(Collection entries)
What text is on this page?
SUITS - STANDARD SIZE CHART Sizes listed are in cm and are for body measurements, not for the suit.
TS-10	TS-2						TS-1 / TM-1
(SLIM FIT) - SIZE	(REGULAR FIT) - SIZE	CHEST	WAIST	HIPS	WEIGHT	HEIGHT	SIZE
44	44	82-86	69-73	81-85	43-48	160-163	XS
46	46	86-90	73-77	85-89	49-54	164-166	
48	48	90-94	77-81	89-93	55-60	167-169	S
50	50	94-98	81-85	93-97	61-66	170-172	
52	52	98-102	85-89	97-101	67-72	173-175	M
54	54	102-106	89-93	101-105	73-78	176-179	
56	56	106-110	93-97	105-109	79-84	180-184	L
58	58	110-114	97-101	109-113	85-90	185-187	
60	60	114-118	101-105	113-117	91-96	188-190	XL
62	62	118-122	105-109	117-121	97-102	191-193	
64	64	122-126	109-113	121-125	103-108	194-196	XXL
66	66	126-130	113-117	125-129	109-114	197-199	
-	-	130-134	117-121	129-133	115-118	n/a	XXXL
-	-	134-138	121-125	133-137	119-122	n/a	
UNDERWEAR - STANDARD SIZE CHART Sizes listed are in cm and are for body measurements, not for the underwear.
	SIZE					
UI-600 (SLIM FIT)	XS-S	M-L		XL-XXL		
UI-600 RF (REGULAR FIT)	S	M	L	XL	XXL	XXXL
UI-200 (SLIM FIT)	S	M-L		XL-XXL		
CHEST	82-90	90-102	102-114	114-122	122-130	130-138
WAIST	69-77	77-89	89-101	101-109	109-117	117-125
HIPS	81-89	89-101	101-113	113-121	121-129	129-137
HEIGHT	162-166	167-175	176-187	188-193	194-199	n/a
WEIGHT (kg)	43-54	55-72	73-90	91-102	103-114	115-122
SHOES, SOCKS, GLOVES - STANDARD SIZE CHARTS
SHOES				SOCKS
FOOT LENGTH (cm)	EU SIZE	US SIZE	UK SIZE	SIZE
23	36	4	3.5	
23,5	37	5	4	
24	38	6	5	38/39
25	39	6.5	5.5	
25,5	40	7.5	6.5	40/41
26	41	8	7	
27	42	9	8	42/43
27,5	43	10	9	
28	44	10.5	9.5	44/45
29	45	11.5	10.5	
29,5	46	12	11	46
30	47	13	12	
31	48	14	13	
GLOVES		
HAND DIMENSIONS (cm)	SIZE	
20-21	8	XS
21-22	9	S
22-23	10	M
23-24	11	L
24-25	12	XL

__Exercise objective__
Extract every entry above as it appears.

__Solution__
What text is on this page?
SUITS - STANDARD SIZE CHART Sizes listed are in cm and are for body measurements, not for the suit.
TS-10	TS-2						TS-1 / TM-1
(SLIM FIT) - SIZE	(REGULAR FIT) - SIZE	CHEST	WAIST	HIPS	WEIGHT	HEIGHT	SIZE
44	44	82-86	69-73	81-85	43-48	160-163	XS
46	46	86-90	73-77	85-89	49-54	164-166	
48	48	90-94	77-81	89-93	55-60	167-169	S
50	50	94-98	81-85	93-97	61-66	170-172	
52	52	98-102	85-89	97-101	67-72	173-175	M
54	54	102-106	89-93	101-105	73-78	176-179	
56	56	106-110	93-97	105-109	79-84	180-184	L
58	58	110-114	97-101	109-113	85-90	185-187	
60	60	114-118	101-105	113-117	91-96	188-190	XL
62	62	118-122	105-109	117-121	97-102	191-193	
64	64	122-126	109-113	121-125	103-108	194-196	XXL
66	66	126-130	113-117	125-129	109-114	197-199	
-	-	130-134	117-121	129-133	115-118	n/a	XXXL
-	-	134-138	121-125	133-137	119-122	n/a	
UNDERWEAR - STANDARD SIZE CHART Sizes listed are in cm and are for body measurements, not for the underwear.
	SIZE					
UI-600 (SLIM FIT)	XS-S	M-L		XL-XXL		
UI-600 RF (REGULAR FIT)	S	M	L	XL	XXL	XXXL
UI-200 (SLIM FIT)	S	M-L		XL-XXL		
CHEST	82-90	90-102	102-114	114-122	122-130	130-138
WAIST	69-77	77-89	89-101	101-109	109-117	117-125
HIPS	81-89	89-101	101-113	113-121	121-129	129-137
HEIGHT	162-166	167-175	176-187	188-193	194-199	n/a
WEIGHT (kg)	43-54	55-72	73-90	91-102	103-114	115-122
SHOES, SOCKS, GLOVES - STANDARD SIZE CHARTS
SHOES				SOCKS
FOOT LENGTH (cm)	EU SIZE	US SIZE	UK SIZE	SIZE
23	36	4	3.5	
23,5	37	5	4	
24	38	6	5	38/39
25	39	6.5	5.5	
25,5	40	7.5	6.5	40/41
26	41	8	7	
27	42	9	8	42/43
27,5	43	10	9	
28	44	10.5	9.5	44/45
29	45	11.5	10.5	
29,5	46	12	11	46
30	47	13	12	
31	48	14	13	
GLOVES		
HAND DIMENSIONS (cm)	SIZE	
20-21	8	XS
21-22	9	S
22-23	10	M
23-24	11	L
24-25	12	XL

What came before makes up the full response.